(Saved entries)
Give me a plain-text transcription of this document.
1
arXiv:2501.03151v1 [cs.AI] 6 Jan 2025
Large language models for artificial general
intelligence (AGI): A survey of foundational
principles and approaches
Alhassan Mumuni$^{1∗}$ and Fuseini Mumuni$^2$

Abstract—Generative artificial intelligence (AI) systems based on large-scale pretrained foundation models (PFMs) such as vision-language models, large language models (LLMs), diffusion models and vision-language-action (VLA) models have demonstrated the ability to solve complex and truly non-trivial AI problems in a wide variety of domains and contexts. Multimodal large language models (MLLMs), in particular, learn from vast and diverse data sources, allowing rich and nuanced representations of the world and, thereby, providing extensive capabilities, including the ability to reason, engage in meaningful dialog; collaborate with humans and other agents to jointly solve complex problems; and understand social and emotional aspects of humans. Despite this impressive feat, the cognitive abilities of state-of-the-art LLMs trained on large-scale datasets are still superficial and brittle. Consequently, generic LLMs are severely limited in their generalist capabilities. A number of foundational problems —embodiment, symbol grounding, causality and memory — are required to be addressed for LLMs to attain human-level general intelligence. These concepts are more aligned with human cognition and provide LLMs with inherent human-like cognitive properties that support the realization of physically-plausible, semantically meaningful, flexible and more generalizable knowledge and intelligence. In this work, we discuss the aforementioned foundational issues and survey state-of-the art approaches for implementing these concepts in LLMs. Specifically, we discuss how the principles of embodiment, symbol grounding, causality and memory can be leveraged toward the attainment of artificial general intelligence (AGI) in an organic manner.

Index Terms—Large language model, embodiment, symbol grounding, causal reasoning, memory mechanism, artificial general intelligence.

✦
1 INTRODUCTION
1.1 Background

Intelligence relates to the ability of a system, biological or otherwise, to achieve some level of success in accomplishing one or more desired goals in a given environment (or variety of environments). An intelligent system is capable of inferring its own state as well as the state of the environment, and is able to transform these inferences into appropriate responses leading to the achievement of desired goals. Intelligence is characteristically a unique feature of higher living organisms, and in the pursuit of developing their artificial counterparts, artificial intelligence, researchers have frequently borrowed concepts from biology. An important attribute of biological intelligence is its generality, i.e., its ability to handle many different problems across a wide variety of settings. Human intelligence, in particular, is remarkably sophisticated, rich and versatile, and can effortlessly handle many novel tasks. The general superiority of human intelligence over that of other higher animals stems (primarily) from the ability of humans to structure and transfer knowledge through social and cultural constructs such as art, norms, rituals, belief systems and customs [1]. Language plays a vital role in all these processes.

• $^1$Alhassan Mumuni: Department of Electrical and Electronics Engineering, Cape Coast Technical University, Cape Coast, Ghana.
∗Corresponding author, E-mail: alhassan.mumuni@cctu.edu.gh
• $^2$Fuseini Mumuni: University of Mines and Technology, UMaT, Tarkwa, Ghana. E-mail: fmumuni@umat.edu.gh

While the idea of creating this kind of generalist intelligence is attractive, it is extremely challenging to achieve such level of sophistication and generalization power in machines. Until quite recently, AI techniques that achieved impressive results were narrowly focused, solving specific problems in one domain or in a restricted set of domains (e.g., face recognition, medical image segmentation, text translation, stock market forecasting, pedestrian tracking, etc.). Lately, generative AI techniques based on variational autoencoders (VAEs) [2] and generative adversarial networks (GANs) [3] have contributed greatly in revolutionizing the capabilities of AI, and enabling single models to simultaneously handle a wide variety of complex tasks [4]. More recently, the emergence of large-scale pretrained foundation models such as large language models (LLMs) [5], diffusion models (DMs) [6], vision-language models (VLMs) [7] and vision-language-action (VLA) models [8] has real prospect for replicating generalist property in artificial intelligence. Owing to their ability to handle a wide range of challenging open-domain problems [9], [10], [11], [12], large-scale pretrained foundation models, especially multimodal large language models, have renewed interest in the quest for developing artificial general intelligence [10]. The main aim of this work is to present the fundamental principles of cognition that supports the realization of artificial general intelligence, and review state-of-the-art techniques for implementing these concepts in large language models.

### Set task
Check every line of the data above for the string "Ghana", and copy those that have it.

### Written response
• $^1$Alhassan Mumuni: Department of Electrical and Electronics Engineering, Cape Coast Technical University, Cape Coast, Ghana.
• $^2$Fuseini Mumuni: University of Mines and Technology, UMaT, Tarkwa, Ghana. E-mail: fmumuni@umat.edu.gh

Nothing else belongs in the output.